Where does the string "系統維護作業" appear in the records? Copy every line that contains it.

============

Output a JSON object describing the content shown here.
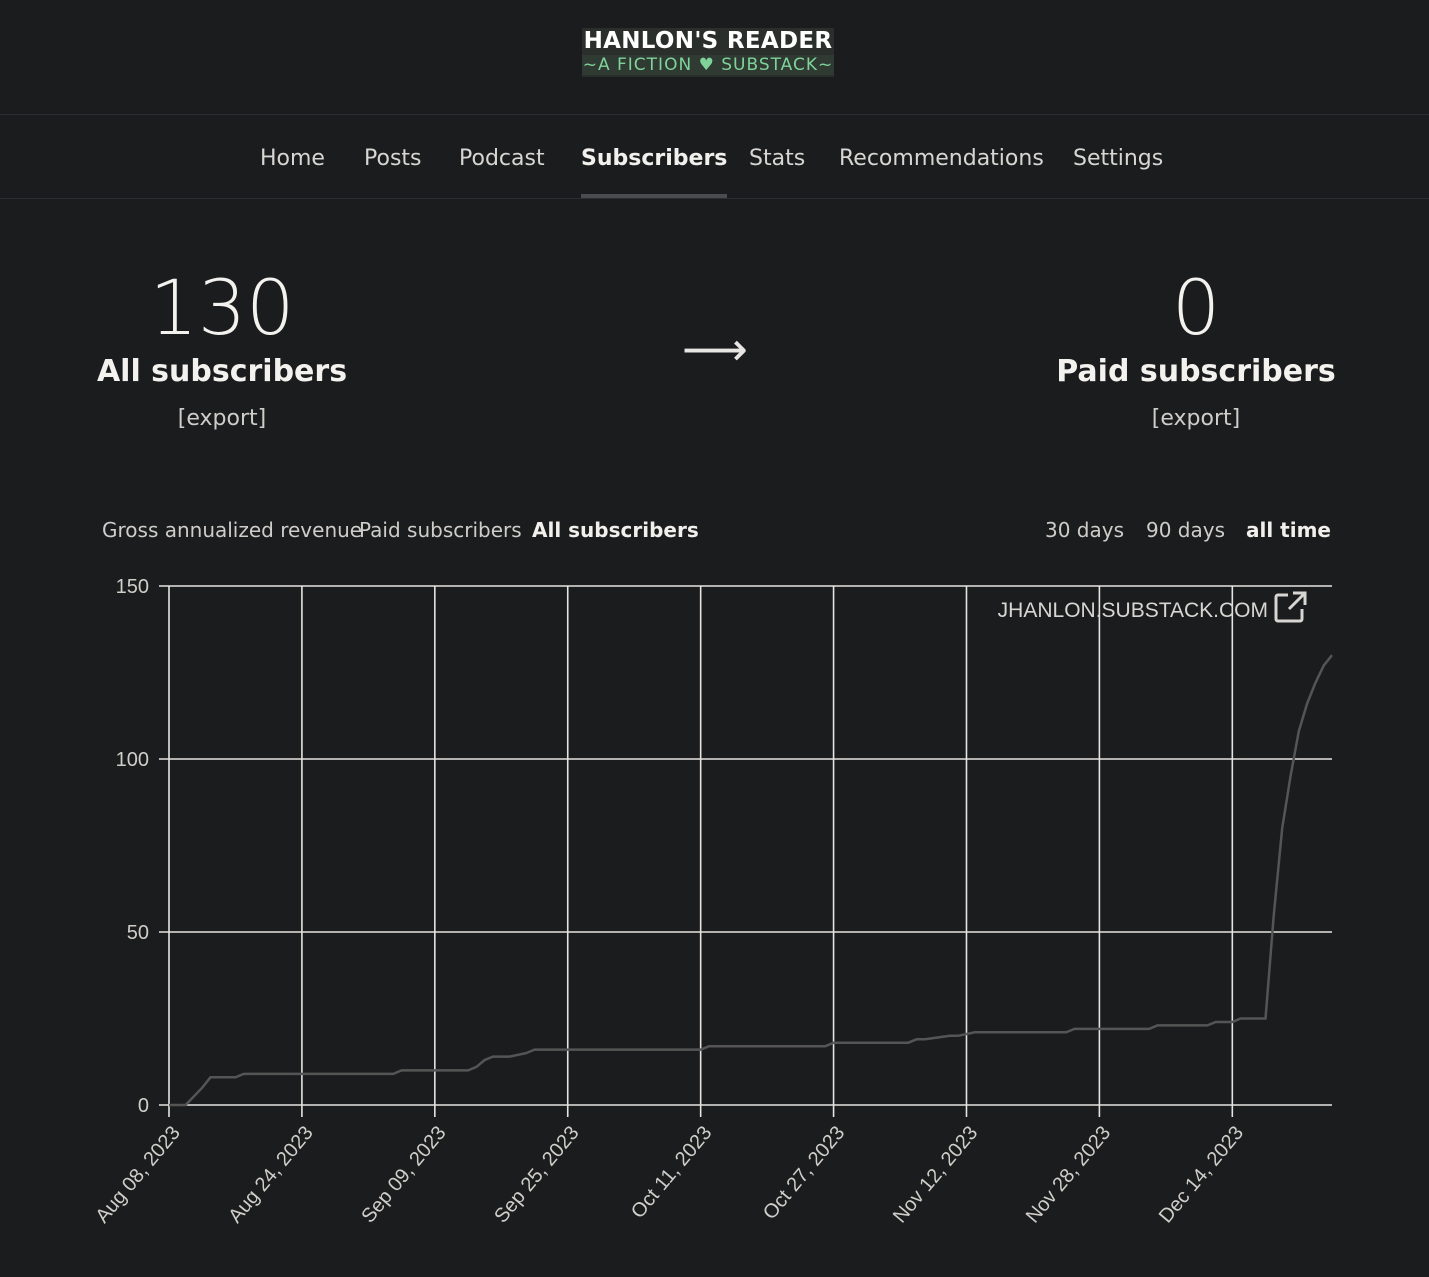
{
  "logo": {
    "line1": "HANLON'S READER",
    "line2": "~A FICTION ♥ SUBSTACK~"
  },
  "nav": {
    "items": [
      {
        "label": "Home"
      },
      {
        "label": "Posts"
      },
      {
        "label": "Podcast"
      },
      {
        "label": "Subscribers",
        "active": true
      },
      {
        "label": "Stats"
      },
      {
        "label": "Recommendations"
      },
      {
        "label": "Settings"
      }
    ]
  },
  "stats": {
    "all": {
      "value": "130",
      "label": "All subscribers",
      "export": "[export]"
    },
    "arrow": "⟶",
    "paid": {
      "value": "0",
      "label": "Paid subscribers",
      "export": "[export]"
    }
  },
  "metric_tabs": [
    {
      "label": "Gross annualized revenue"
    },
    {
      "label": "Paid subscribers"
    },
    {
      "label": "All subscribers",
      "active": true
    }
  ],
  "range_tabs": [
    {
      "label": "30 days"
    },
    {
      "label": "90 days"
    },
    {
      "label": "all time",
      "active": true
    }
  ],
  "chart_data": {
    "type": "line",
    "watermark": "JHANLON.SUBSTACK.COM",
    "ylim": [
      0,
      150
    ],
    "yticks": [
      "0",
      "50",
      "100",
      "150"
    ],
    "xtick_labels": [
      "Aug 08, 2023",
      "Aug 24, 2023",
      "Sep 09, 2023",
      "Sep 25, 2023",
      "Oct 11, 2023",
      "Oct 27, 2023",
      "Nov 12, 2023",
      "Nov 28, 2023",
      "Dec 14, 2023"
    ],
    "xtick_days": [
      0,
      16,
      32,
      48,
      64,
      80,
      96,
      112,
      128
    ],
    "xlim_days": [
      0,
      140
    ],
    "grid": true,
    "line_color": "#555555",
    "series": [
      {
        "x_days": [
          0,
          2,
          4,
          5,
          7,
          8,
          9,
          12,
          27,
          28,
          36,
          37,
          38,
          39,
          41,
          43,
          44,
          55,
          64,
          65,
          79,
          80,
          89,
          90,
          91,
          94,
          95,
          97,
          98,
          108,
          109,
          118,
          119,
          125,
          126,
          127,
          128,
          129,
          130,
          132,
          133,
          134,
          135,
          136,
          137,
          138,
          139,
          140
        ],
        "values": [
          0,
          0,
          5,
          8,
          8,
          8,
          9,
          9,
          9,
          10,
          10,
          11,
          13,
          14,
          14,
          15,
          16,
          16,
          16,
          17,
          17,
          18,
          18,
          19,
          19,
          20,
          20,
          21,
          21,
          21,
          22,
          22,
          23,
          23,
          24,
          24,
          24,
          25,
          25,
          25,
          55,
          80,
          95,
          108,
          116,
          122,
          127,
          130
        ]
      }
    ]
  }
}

============

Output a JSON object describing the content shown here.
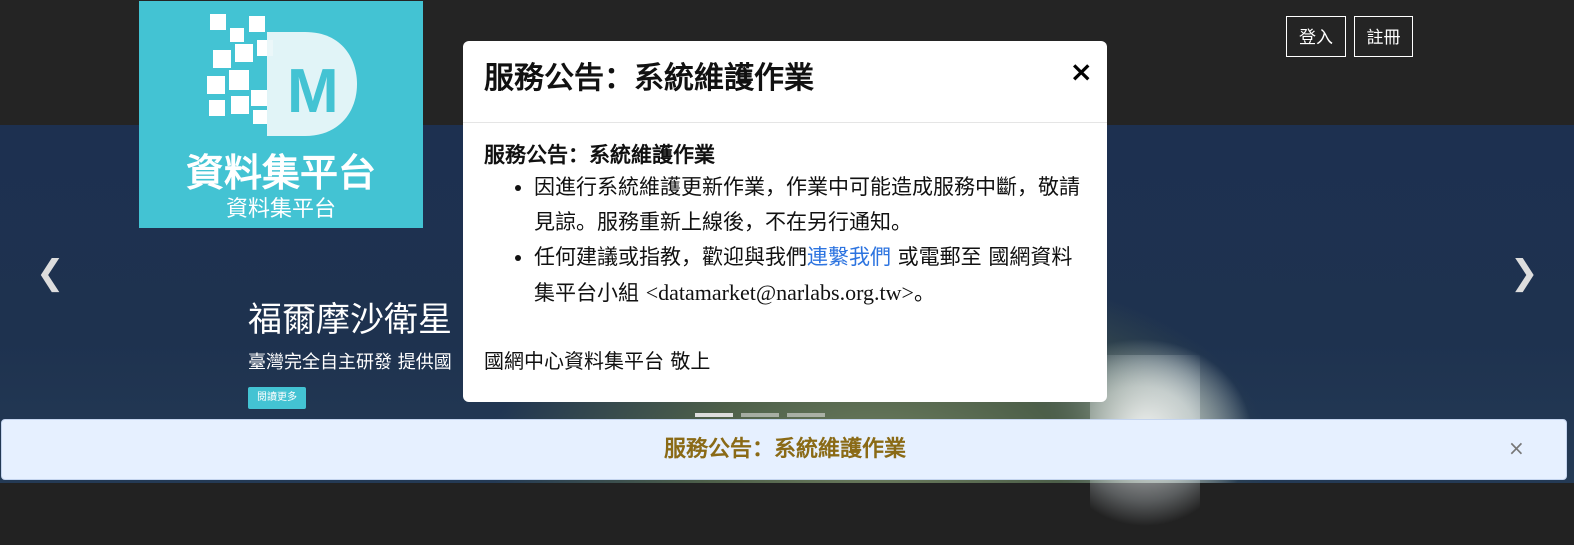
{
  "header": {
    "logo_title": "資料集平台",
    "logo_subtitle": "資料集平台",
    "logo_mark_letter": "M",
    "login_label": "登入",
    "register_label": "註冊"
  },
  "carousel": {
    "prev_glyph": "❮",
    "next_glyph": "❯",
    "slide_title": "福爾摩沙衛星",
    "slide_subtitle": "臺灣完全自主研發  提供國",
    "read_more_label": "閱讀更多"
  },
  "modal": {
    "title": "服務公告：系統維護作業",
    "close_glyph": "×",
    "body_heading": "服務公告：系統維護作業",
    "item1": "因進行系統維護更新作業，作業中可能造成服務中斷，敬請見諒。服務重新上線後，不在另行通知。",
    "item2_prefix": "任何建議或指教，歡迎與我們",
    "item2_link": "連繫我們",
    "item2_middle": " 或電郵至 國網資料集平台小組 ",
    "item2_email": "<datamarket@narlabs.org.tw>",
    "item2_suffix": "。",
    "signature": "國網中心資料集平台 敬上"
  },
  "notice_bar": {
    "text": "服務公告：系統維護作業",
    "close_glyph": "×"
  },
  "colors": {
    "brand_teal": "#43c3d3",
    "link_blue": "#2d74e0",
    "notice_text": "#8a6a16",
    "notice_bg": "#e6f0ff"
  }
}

============

* THE REPLY
    "title": "服務公告：系統維護作業",
    "body_heading": "服務公告：系統維護作業",
    "text": "服務公告：系統維護作業",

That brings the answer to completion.